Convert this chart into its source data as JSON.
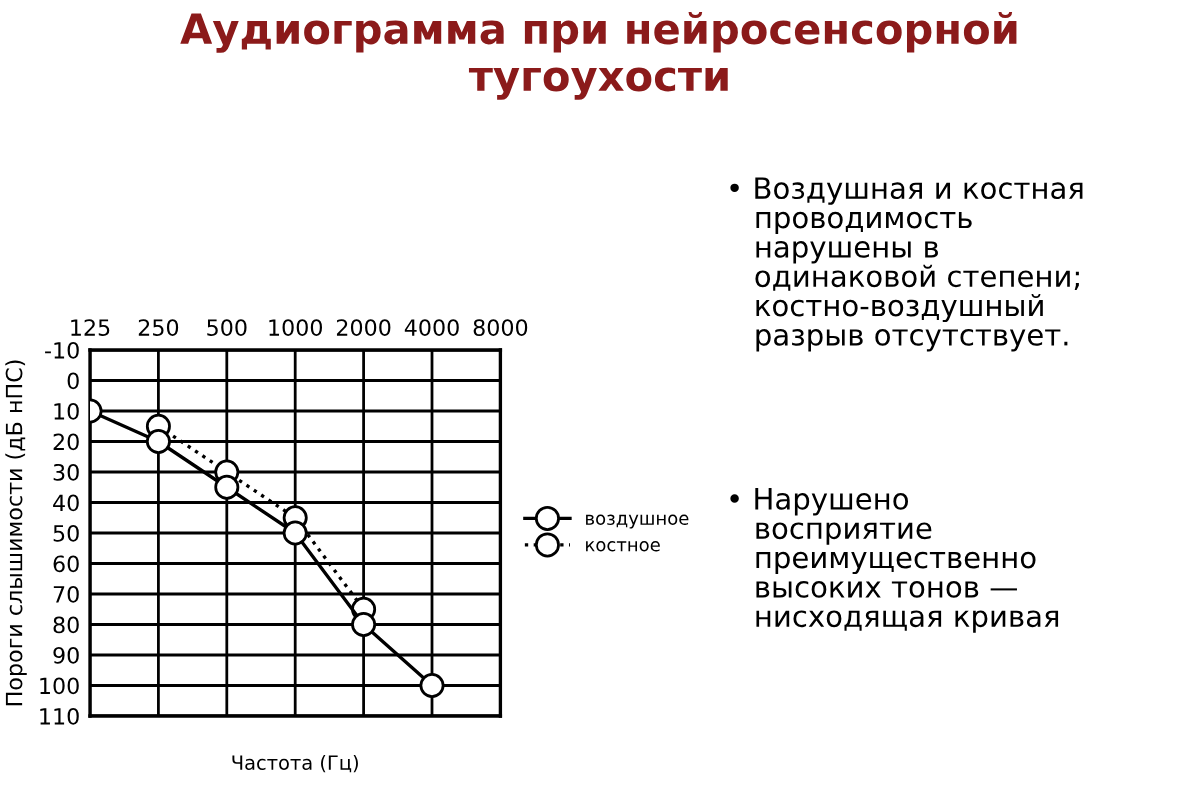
{
  "chart_data": {
    "type": "line",
    "title": "Аудиограмма при нейросенсорной\nтугоухости",
    "xlabel": "Частота (Гц)",
    "ylabel": "Пороги слышимости (дБ нПС)",
    "categories": [
      "125",
      "250",
      "500",
      "1000",
      "2000",
      "4000",
      "8000"
    ],
    "series": [
      {
        "name": "воздушное",
        "color": "#000000",
        "line_style": "solid",
        "values": [
          10,
          20,
          35,
          50,
          80,
          100,
          null
        ]
      },
      {
        "name": "костное",
        "color": "#000000",
        "line_style": "dotted",
        "values": [
          null,
          15,
          30,
          45,
          75,
          null,
          null
        ]
      }
    ],
    "ylim": [
      110,
      -10
    ],
    "yticks": [
      -10,
      0,
      10,
      20,
      30,
      40,
      50,
      60,
      70,
      80,
      90,
      100,
      110
    ],
    "grid": true,
    "legend": "right",
    "marker": "circle",
    "annotations": [
      "• Воздушная и костная\n   проводимость\n   нарушены в\n   одинаковой степени;\n   костно-воздушный\n   разрыв отсутствует.",
      "• Нарушено\n   восприятие\n   преимущественно\n   высоких тонов —\n   нисходящая кривая"
    ]
  }
}
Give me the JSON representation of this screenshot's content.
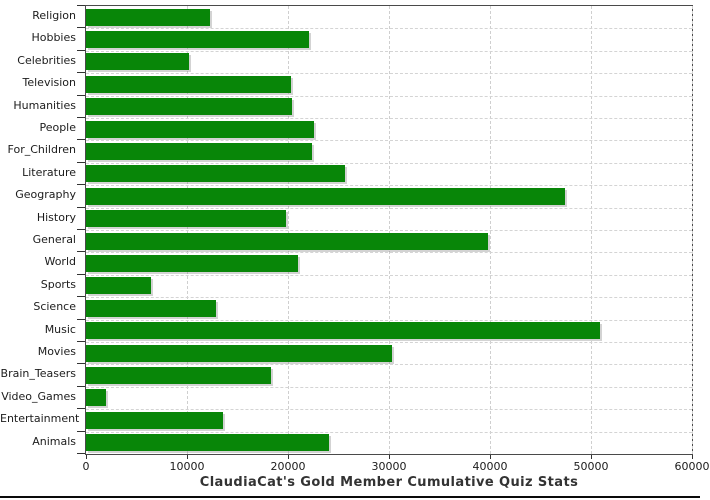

Short problem -> Return all of the entries exactly as written, but drop any pictures they hold.

Output below ->
Convert this chart into its source data as JSON.
{
  "chart_data": {
    "type": "line",
    "title": "Аудиограмма при нейросенсорной\nтугоухости",
    "xlabel": "Частота (Гц)",
    "ylabel": "Пороги слышимости (дБ нПС)",
    "categories": [
      "125",
      "250",
      "500",
      "1000",
      "2000",
      "4000",
      "8000"
    ],
    "series": [
      {
        "name": "воздушное",
        "color": "#000000",
        "line_style": "solid",
        "values": [
          10,
          20,
          35,
          50,
          80,
          100,
          null
        ]
      },
      {
        "name": "костное",
        "color": "#000000",
        "line_style": "dotted",
        "values": [
          null,
          15,
          30,
          45,
          75,
          null,
          null
        ]
      }
    ],
    "ylim": [
      110,
      -10
    ],
    "yticks": [
      -10,
      0,
      10,
      20,
      30,
      40,
      50,
      60,
      70,
      80,
      90,
      100,
      110
    ],
    "grid": true,
    "legend": "right",
    "marker": "circle",
    "annotations": [
      "• Воздушная и костная\n   проводимость\n   нарушены в\n   одинаковой степени;\n   костно-воздушный\n   разрыв отсутствует.",
      "• Нарушено\n   восприятие\n   преимущественно\n   высоких тонов —\n   нисходящая кривая"
    ]
  }
}
Give me the JSON representation of this screenshot's content.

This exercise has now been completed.